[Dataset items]
--- begin ---

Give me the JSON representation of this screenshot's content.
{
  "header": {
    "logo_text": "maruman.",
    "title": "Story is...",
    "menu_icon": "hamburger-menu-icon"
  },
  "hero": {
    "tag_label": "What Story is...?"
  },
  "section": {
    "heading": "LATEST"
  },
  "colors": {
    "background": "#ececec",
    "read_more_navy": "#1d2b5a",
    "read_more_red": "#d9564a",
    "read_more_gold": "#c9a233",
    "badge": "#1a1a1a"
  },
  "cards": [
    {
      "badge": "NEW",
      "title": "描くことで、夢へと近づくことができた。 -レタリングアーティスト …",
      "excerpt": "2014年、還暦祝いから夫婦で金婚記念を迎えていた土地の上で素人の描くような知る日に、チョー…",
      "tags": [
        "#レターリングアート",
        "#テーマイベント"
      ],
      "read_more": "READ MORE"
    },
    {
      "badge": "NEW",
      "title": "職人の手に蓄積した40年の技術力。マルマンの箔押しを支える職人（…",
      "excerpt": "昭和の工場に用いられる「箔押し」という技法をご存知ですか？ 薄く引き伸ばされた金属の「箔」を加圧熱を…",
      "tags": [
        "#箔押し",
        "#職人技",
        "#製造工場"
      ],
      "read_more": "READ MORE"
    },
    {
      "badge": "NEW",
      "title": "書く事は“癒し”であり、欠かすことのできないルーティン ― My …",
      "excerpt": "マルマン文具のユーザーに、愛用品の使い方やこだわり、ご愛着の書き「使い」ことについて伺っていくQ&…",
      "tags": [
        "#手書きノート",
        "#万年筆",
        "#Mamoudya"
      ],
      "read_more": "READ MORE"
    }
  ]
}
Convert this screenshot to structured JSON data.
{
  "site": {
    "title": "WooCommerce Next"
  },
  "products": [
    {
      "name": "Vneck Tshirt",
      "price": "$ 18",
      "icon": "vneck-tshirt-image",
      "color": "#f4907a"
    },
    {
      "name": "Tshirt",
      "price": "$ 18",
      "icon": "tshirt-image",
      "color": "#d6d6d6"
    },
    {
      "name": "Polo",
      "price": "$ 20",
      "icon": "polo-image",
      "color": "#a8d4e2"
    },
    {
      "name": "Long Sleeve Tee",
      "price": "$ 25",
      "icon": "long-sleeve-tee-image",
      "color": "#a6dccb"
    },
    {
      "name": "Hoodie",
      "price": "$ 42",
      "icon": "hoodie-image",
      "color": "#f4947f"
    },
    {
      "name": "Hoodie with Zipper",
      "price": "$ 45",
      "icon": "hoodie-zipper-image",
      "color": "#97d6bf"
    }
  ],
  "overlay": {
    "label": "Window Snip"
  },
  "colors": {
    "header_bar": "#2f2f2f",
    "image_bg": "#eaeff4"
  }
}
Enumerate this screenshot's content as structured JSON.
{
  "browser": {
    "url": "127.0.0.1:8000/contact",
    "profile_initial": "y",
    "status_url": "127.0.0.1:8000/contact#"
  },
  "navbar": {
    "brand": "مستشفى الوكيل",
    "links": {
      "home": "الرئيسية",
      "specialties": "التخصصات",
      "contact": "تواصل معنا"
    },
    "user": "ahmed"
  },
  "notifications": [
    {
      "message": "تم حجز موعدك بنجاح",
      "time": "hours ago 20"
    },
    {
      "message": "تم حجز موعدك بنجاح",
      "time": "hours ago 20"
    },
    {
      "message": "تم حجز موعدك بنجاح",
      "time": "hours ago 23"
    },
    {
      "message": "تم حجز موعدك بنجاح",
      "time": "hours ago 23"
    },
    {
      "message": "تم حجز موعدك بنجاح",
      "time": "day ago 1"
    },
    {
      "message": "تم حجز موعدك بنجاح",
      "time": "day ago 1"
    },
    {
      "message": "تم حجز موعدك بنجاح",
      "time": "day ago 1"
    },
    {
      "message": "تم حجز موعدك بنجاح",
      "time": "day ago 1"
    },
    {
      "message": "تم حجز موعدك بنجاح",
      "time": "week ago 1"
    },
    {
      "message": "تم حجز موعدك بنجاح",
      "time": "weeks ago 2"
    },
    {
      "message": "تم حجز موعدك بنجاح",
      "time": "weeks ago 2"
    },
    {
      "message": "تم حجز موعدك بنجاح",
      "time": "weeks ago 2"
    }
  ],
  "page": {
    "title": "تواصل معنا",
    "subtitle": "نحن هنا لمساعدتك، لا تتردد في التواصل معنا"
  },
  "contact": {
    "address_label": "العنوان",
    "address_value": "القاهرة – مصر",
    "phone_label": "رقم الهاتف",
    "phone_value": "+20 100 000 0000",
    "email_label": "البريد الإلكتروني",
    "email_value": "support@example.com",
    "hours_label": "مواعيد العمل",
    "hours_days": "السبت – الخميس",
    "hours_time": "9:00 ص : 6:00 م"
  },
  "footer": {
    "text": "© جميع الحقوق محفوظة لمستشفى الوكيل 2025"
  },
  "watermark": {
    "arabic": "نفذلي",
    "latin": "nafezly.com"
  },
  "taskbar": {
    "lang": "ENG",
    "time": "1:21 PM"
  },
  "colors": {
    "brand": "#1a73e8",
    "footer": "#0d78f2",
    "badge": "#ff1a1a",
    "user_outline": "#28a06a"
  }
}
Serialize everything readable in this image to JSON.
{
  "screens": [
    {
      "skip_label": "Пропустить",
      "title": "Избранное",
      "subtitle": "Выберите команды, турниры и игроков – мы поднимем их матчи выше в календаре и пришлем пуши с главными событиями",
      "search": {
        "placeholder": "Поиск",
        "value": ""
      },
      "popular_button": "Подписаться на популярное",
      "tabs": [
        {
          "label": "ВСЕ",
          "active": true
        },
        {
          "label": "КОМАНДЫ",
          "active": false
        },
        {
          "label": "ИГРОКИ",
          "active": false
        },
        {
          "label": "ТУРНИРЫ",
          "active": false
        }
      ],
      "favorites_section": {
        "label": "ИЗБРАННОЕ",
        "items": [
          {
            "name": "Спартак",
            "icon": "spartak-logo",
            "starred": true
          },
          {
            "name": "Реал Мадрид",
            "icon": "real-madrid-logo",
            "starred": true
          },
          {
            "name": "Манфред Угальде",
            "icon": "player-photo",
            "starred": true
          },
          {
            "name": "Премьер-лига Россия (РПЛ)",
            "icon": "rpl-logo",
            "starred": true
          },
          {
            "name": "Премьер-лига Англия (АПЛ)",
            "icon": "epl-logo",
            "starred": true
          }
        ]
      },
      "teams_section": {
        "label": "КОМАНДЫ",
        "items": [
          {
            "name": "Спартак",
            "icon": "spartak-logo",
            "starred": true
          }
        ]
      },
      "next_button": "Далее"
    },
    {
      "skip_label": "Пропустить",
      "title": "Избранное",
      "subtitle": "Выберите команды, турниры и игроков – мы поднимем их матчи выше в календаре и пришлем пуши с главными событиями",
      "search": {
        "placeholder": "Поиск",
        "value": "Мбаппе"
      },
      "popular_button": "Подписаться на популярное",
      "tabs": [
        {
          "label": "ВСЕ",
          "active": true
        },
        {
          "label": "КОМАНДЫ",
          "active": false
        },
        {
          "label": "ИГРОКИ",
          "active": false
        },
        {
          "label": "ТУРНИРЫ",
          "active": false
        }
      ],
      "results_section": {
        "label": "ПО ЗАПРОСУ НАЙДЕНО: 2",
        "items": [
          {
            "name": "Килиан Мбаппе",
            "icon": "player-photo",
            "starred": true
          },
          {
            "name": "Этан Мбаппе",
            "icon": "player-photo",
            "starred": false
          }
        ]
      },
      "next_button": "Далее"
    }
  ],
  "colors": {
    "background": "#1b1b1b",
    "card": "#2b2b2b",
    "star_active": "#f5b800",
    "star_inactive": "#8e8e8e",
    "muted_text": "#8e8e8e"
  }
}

--- end ---

**WORK TO COMPLETE**
Each line above must be printed exactly as it appears.

**TASK RESPONSE**
Give me the JSON representation of this screenshot's content.
{
  "header": {
    "logo_text": "maruman.",
    "title": "Story is...",
    "menu_icon": "hamburger-menu-icon"
  },
  "hero": {
    "tag_label": "What Story is...?"
  },
  "section": {
    "heading": "LATEST"
  },
  "colors": {
    "background": "#ececec",
    "read_more_navy": "#1d2b5a",
    "read_more_red": "#d9564a",
    "read_more_gold": "#c9a233",
    "badge": "#1a1a1a"
  },
  "cards": [
    {
      "badge": "NEW",
      "title": "描くことで、夢へと近づくことができた。 -レタリングアーティスト …",
      "excerpt": "2014年、還暦祝いから夫婦で金婚記念を迎えていた土地の上で素人の描くような知る日に、チョー…",
      "tags": [
        "#レターリングアート",
        "#テーマイベント"
      ],
      "read_more": "READ MORE"
    },
    {
      "badge": "NEW",
      "title": "職人の手に蓄積した40年の技術力。マルマンの箔押しを支える職人（…",
      "excerpt": "昭和の工場に用いられる「箔押し」という技法をご存知ですか？ 薄く引き伸ばされた金属の「箔」を加圧熱を…",
      "tags": [
        "#箔押し",
        "#職人技",
        "#製造工場"
      ],
      "read_more": "READ MORE"
    },
    {
      "badge": "NEW",
      "title": "書く事は“癒し”であり、欠かすことのできないルーティン ― My …",
      "excerpt": "マルマン文具のユーザーに、愛用品の使い方やこだわり、ご愛着の書き「使い」ことについて伺っていくQ&…",
      "tags": [
        "#手書きノート",
        "#万年筆",
        "#Mamoudya"
      ],
      "read_more": "READ MORE"
    }
  ]
}
Convert this screenshot to structured JSON data.
{
  "site": {
    "title": "WooCommerce Next"
  },
  "products": [
    {
      "name": "Vneck Tshirt",
      "price": "$ 18",
      "icon": "vneck-tshirt-image",
      "color": "#f4907a"
    },
    {
      "name": "Tshirt",
      "price": "$ 18",
      "icon": "tshirt-image",
      "color": "#d6d6d6"
    },
    {
      "name": "Polo",
      "price": "$ 20",
      "icon": "polo-image",
      "color": "#a8d4e2"
    },
    {
      "name": "Long Sleeve Tee",
      "price": "$ 25",
      "icon": "long-sleeve-tee-image",
      "color": "#a6dccb"
    },
    {
      "name": "Hoodie",
      "price": "$ 42",
      "icon": "hoodie-image",
      "color": "#f4947f"
    },
    {
      "name": "Hoodie with Zipper",
      "price": "$ 45",
      "icon": "hoodie-zipper-image",
      "color": "#97d6bf"
    }
  ],
  "overlay": {
    "label": "Window Snip"
  },
  "colors": {
    "header_bar": "#2f2f2f",
    "image_bg": "#eaeff4"
  }
}
Enumerate this screenshot's content as structured JSON.
{
  "browser": {
    "url": "127.0.0.1:8000/contact",
    "profile_initial": "y",
    "status_url": "127.0.0.1:8000/contact#"
  },
  "navbar": {
    "brand": "مستشفى الوكيل",
    "links": {
      "home": "الرئيسية",
      "specialties": "التخصصات",
      "contact": "تواصل معنا"
    },
    "user": "ahmed"
  },
  "notifications": [
    {
      "message": "تم حجز موعدك بنجاح",
      "time": "hours ago 20"
    },
    {
      "message": "تم حجز موعدك بنجاح",
      "time": "hours ago 20"
    },
    {
      "message": "تم حجز موعدك بنجاح",
      "time": "hours ago 23"
    },
    {
      "message": "تم حجز موعدك بنجاح",
      "time": "hours ago 23"
    },
    {
      "message": "تم حجز موعدك بنجاح",
      "time": "day ago 1"
    },
    {
      "message": "تم حجز موعدك بنجاح",
      "time": "day ago 1"
    },
    {
      "message": "تم حجز موعدك بنجاح",
      "time": "day ago 1"
    },
    {
      "message": "تم حجز موعدك بنجاح",
      "time": "day ago 1"
    },
    {
      "message": "تم حجز موعدك بنجاح",
      "time": "week ago 1"
    },
    {
      "message": "تم حجز موعدك بنجاح",
      "time": "weeks ago 2"
    },
    {
      "message": "تم حجز موعدك بنجاح",
      "time": "weeks ago 2"
    },
    {
      "message": "تم حجز موعدك بنجاح",
      "time": "weeks ago 2"
    }
  ],
  "page": {
    "title": "تواصل معنا",
    "subtitle": "نحن هنا لمساعدتك، لا تتردد في التواصل معنا"
  },
  "contact": {
    "address_label": "العنوان",
    "address_value": "القاهرة – مصر",
    "phone_label": "رقم الهاتف",
    "phone_value": "+20 100 000 0000",
    "email_label": "البريد الإلكتروني",
    "email_value": "support@example.com",
    "hours_label": "مواعيد العمل",
    "hours_days": "السبت – الخميس",
    "hours_time": "9:00 ص : 6:00 م"
  },
  "footer": {
    "text": "© جميع الحقوق محفوظة لمستشفى الوكيل 2025"
  },
  "watermark": {
    "arabic": "نفذلي",
    "latin": "nafezly.com"
  },
  "taskbar": {
    "lang": "ENG",
    "time": "1:21 PM"
  },
  "colors": {
    "brand": "#1a73e8",
    "footer": "#0d78f2",
    "badge": "#ff1a1a",
    "user_outline": "#28a06a"
  }
}
Serialize everything readable in this image to JSON.
{
  "screens": [
    {
      "skip_label": "Пропустить",
      "title": "Избранное",
      "subtitle": "Выберите команды, турниры и игроков – мы поднимем их матчи выше в календаре и пришлем пуши с главными событиями",
      "search": {
        "placeholder": "Поиск",
        "value": ""
      },
      "popular_button": "Подписаться на популярное",
      "tabs": [
        {
          "label": "ВСЕ",
          "active": true
        },
        {
          "label": "КОМАНДЫ",
          "active": false
        },
        {
          "label": "ИГРОКИ",
          "active": false
        },
        {
          "label": "ТУРНИРЫ",
          "active": false
        }
      ],
      "favorites_section": {
        "label": "ИЗБРАННОЕ",
        "items": [
          {
            "name": "Спартак",
            "icon": "spartak-logo",
            "starred": true
          },
          {
            "name": "Реал Мадрид",
            "icon": "real-madrid-logo",
            "starred": true
          },
          {
            "name": "Манфред Угальде",
            "icon": "player-photo",
            "starred": true
          },
          {
            "name": "Премьер-лига Россия (РПЛ)",
            "icon": "rpl-logo",
            "starred": true
          },
          {
            "name": "Премьер-лига Англия (АПЛ)",
            "icon": "epl-logo",
            "starred": true
          }
        ]
      },
      "teams_section": {
        "label": "КОМАНДЫ",
        "items": [
          {
            "name": "Спартак",
            "icon": "spartak-logo",
            "starred": true
          }
        ]
      },
      "next_button": "Далее"
    },
    {
      "skip_label": "Пропустить",
      "title": "Избранное",
      "subtitle": "Выберите команды, турниры и игроков – мы поднимем их матчи выше в календаре и пришлем пуши с главными событиями",
      "search": {
        "placeholder": "Поиск",
        "value": "Мбаппе"
      },
      "popular_button": "Подписаться на популярное",
      "tabs": [
        {
          "label": "ВСЕ",
          "active": true
        },
        {
          "label": "КОМАНДЫ",
          "active": false
        },
        {
          "label": "ИГРОКИ",
          "active": false
        },
        {
          "label": "ТУРНИРЫ",
          "active": false
        }
      ],
      "results_section": {
        "label": "ПО ЗАПРОСУ НАЙДЕНО: 2",
        "items": [
          {
            "name": "Килиан Мбаппе",
            "icon": "player-photo",
            "starred": true
          },
          {
            "name": "Этан Мбаппе",
            "icon": "player-photo",
            "starred": false
          }
        ]
      },
      "next_button": "Далее"
    }
  ],
  "colors": {
    "background": "#1b1b1b",
    "card": "#2b2b2b",
    "star_active": "#f5b800",
    "star_inactive": "#8e8e8e",
    "muted_text": "#8e8e8e"
  }
}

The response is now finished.